#### Task requirements:
All lines holding the string "世纪颁布的" are to be shown.

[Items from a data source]
# # #

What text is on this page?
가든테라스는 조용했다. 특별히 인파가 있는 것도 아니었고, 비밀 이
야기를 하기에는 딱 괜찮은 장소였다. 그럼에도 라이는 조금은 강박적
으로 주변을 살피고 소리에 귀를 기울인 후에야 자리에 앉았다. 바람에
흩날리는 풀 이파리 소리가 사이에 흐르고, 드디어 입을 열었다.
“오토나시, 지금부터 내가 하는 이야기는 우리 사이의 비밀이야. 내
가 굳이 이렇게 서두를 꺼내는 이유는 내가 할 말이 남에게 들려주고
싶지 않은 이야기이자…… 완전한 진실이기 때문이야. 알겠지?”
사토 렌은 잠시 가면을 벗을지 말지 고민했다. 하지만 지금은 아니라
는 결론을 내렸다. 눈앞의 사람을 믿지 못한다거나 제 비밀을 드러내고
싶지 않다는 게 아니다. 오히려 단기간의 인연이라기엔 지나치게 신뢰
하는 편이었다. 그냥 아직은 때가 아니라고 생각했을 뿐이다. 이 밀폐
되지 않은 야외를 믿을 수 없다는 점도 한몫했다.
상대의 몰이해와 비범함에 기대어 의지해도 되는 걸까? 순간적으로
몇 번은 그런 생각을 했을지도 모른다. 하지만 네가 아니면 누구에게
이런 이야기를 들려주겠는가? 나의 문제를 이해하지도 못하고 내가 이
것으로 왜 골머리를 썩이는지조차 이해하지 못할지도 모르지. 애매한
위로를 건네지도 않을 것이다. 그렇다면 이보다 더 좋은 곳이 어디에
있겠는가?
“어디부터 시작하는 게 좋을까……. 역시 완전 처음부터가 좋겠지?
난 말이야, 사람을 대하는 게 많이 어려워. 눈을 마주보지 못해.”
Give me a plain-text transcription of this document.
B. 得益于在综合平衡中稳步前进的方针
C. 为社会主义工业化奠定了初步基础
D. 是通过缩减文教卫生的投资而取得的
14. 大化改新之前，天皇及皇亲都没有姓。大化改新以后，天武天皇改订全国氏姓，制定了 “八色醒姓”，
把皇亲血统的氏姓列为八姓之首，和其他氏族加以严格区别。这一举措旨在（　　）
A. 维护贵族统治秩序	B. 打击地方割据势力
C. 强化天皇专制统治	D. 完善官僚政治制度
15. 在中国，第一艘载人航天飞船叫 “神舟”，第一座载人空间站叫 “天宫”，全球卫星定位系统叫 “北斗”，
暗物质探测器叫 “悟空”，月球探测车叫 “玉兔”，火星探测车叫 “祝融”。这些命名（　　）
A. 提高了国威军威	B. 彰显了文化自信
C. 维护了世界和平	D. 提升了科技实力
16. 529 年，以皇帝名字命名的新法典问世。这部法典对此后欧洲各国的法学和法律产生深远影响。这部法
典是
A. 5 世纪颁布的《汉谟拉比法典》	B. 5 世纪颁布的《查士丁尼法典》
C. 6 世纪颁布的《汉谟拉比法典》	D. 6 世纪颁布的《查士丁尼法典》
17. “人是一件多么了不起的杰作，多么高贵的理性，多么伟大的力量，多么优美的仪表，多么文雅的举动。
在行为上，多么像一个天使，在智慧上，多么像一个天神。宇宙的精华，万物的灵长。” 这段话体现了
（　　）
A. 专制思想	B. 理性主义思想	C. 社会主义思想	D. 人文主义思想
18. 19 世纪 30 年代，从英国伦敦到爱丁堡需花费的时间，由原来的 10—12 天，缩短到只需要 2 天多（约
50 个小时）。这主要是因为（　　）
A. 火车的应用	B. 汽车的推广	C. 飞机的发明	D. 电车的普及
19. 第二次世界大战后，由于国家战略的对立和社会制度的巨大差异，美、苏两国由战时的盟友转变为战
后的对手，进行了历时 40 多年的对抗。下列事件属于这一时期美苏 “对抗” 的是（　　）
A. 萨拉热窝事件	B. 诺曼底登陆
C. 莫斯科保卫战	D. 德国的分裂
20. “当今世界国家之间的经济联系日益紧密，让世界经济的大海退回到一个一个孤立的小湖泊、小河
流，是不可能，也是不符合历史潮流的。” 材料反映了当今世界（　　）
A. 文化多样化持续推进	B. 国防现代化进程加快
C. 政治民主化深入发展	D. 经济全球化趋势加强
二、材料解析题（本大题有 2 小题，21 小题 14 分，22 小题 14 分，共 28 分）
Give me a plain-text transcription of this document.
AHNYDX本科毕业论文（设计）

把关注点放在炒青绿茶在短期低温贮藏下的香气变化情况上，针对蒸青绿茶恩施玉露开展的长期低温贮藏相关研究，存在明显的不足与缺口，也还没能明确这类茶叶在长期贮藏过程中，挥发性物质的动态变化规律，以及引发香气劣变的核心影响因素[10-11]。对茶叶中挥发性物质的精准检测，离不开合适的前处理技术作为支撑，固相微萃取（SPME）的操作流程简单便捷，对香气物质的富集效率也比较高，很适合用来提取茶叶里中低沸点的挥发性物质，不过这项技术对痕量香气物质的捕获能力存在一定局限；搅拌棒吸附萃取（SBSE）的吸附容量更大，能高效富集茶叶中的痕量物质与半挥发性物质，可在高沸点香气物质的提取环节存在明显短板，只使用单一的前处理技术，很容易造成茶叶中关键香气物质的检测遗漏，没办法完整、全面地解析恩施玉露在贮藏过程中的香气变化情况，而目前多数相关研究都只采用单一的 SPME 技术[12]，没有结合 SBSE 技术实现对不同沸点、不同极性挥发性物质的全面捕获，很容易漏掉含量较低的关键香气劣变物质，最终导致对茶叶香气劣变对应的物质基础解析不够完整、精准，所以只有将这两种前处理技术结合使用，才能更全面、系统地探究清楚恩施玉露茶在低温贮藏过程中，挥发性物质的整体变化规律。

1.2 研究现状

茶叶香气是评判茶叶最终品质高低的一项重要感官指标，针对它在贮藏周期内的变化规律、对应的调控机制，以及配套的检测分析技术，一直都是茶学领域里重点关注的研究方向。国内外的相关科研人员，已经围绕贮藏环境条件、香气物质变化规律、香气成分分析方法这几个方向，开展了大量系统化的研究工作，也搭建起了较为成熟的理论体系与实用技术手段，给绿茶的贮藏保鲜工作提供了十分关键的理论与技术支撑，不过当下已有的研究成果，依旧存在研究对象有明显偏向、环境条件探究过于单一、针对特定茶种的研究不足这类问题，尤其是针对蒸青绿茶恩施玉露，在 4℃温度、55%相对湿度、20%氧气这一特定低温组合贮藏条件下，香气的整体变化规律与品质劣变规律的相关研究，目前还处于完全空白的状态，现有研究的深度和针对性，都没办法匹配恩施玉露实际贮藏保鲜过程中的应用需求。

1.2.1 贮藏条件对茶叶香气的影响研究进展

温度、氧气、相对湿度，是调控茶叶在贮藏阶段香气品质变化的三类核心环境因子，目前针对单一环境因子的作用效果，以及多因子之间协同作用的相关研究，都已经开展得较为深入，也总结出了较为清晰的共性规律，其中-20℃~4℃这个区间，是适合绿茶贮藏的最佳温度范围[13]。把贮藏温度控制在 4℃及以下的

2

# # #

#### Exercise result:
A. 5 世纪颁布的《汉谟拉比法典》	B. 5 世纪颁布的《查士丁尼法典》
C. 6 世纪颁布的《汉谟拉比法典》	D. 6 世纪颁布的《查士丁尼法典》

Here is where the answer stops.